-- What needs to be done --
From the listing that follows, extract every line and set it down unaltered.

▽

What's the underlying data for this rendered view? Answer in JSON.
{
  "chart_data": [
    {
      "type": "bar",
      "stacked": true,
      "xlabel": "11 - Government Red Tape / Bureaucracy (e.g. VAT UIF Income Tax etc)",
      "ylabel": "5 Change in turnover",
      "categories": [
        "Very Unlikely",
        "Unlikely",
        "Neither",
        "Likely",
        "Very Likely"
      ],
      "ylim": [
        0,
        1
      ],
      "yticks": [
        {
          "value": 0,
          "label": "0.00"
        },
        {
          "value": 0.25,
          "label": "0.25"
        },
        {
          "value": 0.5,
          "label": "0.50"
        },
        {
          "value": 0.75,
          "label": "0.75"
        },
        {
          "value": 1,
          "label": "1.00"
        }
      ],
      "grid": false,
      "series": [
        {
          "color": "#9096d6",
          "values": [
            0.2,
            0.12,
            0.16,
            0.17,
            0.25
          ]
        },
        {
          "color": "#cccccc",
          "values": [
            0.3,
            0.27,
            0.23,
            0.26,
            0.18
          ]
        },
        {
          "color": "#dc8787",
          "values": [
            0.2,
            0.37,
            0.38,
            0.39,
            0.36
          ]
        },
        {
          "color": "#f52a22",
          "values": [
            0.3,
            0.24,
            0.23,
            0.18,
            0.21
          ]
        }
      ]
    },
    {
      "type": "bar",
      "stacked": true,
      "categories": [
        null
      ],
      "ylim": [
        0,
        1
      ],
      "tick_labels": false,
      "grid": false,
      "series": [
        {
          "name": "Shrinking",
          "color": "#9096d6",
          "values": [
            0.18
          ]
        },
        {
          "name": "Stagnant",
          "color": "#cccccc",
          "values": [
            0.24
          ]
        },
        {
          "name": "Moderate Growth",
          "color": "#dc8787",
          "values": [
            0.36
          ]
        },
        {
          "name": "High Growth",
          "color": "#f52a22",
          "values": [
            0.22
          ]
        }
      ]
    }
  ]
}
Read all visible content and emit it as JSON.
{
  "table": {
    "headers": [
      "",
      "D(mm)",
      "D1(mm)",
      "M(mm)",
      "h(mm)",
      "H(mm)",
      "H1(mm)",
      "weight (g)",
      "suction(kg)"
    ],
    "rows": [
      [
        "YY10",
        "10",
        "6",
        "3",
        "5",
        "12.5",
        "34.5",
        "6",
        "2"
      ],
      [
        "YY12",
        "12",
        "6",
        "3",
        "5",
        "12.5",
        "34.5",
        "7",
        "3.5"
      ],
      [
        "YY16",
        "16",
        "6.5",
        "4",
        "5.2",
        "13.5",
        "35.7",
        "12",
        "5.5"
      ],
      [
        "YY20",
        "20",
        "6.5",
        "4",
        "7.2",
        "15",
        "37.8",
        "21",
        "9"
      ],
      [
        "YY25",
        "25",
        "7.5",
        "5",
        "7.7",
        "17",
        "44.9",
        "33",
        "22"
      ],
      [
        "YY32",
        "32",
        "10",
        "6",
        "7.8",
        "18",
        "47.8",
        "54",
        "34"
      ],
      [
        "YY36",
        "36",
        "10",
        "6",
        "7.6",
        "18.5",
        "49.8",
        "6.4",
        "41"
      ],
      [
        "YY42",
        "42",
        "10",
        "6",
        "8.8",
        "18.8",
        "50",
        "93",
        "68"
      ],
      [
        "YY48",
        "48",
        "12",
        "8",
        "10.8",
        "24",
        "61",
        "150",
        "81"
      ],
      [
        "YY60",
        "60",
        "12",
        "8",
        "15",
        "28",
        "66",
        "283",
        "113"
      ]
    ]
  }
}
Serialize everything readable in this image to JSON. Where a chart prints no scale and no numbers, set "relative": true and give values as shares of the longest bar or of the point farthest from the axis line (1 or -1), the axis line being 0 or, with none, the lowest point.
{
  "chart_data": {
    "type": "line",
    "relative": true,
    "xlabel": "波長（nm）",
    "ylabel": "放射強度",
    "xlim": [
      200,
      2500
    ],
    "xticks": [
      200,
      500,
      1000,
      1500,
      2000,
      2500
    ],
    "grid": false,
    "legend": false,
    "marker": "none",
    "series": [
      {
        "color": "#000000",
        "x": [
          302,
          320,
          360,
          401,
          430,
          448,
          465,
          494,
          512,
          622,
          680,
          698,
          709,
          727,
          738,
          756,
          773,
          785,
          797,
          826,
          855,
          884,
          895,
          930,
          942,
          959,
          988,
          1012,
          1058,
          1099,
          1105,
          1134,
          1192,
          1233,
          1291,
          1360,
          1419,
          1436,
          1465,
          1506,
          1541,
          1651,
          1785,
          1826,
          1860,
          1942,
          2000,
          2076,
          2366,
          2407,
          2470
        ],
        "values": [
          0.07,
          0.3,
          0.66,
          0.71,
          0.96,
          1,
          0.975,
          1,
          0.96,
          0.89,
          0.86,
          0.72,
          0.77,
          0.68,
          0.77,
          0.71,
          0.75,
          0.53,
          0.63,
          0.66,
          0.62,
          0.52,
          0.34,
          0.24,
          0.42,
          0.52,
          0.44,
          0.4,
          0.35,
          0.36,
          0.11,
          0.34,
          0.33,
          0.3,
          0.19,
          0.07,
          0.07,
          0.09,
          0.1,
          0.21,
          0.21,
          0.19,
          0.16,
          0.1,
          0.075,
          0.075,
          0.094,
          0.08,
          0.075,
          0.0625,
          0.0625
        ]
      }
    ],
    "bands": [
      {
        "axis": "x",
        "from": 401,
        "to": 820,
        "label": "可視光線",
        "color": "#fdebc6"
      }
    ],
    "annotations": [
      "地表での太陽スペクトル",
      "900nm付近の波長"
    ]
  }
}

△

-- Result of this exercise --
What's the underlying data for this rendered view? Answer in JSON.
{
  "chart_data": [
    {
      "type": "bar",
      "stacked": true,
      "xlabel": "11 - Government Red Tape / Bureaucracy (e.g. VAT UIF Income Tax etc)",
      "ylabel": "5 Change in turnover",
      "categories": [
        "Very Unlikely",
        "Unlikely",
        "Neither",
        "Likely",
        "Very Likely"
      ],
      "ylim": [
        0,
        1
      ],
      "yticks": [
        {
          "value": 0,
          "label": "0.00"
        },
        {
          "value": 0.25,
          "label": "0.25"
        },
        {
          "value": 0.5,
          "label": "0.50"
        },
        {
          "value": 0.75,
          "label": "0.75"
        },
        {
          "value": 1,
          "label": "1.00"
        }
      ],
      "grid": false,
      "series": [
        {
          "color": "#9096d6",
          "values": [
            0.2,
            0.12,
            0.16,
            0.17,
            0.25
          ]
        },
        {
          "color": "#cccccc",
          "values": [
            0.3,
            0.27,
            0.23,
            0.26,
            0.18
          ]
        },
        {
          "color": "#dc8787",
          "values": [
            0.2,
            0.37,
            0.38,
            0.39,
            0.36
          ]
        },
        {
          "color": "#f52a22",
          "values": [
            0.3,
            0.24,
            0.23,
            0.18,
            0.21
          ]
        }
      ]
    },
    {
      "type": "bar",
      "stacked": true,
      "categories": [
        null
      ],
      "ylim": [
        0,
        1
      ],
      "tick_labels": false,
      "grid": false,
      "series": [
        {
          "name": "Shrinking",
          "color": "#9096d6",
          "values": [
            0.18
          ]
        },
        {
          "name": "Stagnant",
          "color": "#cccccc",
          "values": [
            0.24
          ]
        },
        {
          "name": "Moderate Growth",
          "color": "#dc8787",
          "values": [
            0.36
          ]
        },
        {
          "name": "High Growth",
          "color": "#f52a22",
          "values": [
            0.22
          ]
        }
      ]
    }
  ]
}
Read all visible content and emit it as JSON.
{
  "table": {
    "headers": [
      "",
      "D(mm)",
      "D1(mm)",
      "M(mm)",
      "h(mm)",
      "H(mm)",
      "H1(mm)",
      "weight (g)",
      "suction(kg)"
    ],
    "rows": [
      [
        "YY10",
        "10",
        "6",
        "3",
        "5",
        "12.5",
        "34.5",
        "6",
        "2"
      ],
      [
        "YY12",
        "12",
        "6",
        "3",
        "5",
        "12.5",
        "34.5",
        "7",
        "3.5"
      ],
      [
        "YY16",
        "16",
        "6.5",
        "4",
        "5.2",
        "13.5",
        "35.7",
        "12",
        "5.5"
      ],
      [
        "YY20",
        "20",
        "6.5",
        "4",
        "7.2",
        "15",
        "37.8",
        "21",
        "9"
      ],
      [
        "YY25",
        "25",
        "7.5",
        "5",
        "7.7",
        "17",
        "44.9",
        "33",
        "22"
      ],
      [
        "YY32",
        "32",
        "10",
        "6",
        "7.8",
        "18",
        "47.8",
        "54",
        "34"
      ],
      [
        "YY36",
        "36",
        "10",
        "6",
        "7.6",
        "18.5",
        "49.8",
        "6.4",
        "41"
      ],
      [
        "YY42",
        "42",
        "10",
        "6",
        "8.8",
        "18.8",
        "50",
        "93",
        "68"
      ],
      [
        "YY48",
        "48",
        "12",
        "8",
        "10.8",
        "24",
        "61",
        "150",
        "81"
      ],
      [
        "YY60",
        "60",
        "12",
        "8",
        "15",
        "28",
        "66",
        "283",
        "113"
      ]
    ]
  }
}
Serialize everything readable in this image to JSON. Where a chart prints no scale and no numbers, set "relative": true and give values as shares of the longest bar or of the point farthest from the axis line (1 or -1), the axis line being 0 or, with none, the lowest point.
{
  "chart_data": {
    "type": "line",
    "relative": true,
    "xlabel": "波長（nm）",
    "ylabel": "放射強度",
    "xlim": [
      200,
      2500
    ],
    "xticks": [
      200,
      500,
      1000,
      1500,
      2000,
      2500
    ],
    "grid": false,
    "legend": false,
    "marker": "none",
    "series": [
      {
        "color": "#000000",
        "x": [
          302,
          320,
          360,
          401,
          430,
          448,
          465,
          494,
          512,
          622,
          680,
          698,
          709,
          727,
          738,
          756,
          773,
          785,
          797,
          826,
          855,
          884,
          895,
          930,
          942,
          959,
          988,
          1012,
          1058,
          1099,
          1105,
          1134,
          1192,
          1233,
          1291,
          1360,
          1419,
          1436,
          1465,
          1506,
          1541,
          1651,
          1785,
          1826,
          1860,
          1942,
          2000,
          2076,
          2366,
          2407,
          2470
        ],
        "values": [
          0.07,
          0.3,
          0.66,
          0.71,
          0.96,
          1,
          0.975,
          1,
          0.96,
          0.89,
          0.86,
          0.72,
          0.77,
          0.68,
          0.77,
          0.71,
          0.75,
          0.53,
          0.63,
          0.66,
          0.62,
          0.52,
          0.34,
          0.24,
          0.42,
          0.52,
          0.44,
          0.4,
          0.35,
          0.36,
          0.11,
          0.34,
          0.33,
          0.3,
          0.19,
          0.07,
          0.07,
          0.09,
          0.1,
          0.21,
          0.21,
          0.19,
          0.16,
          0.1,
          0.075,
          0.075,
          0.094,
          0.08,
          0.075,
          0.0625,
          0.0625
        ]
      }
    ],
    "bands": [
      {
        "axis": "x",
        "from": 401,
        "to": 820,
        "label": "可視光線",
        "color": "#fdebc6"
      }
    ],
    "annotations": [
      "地表での太陽スペクトル",
      "900nm付近の波長"
    ]
  }
}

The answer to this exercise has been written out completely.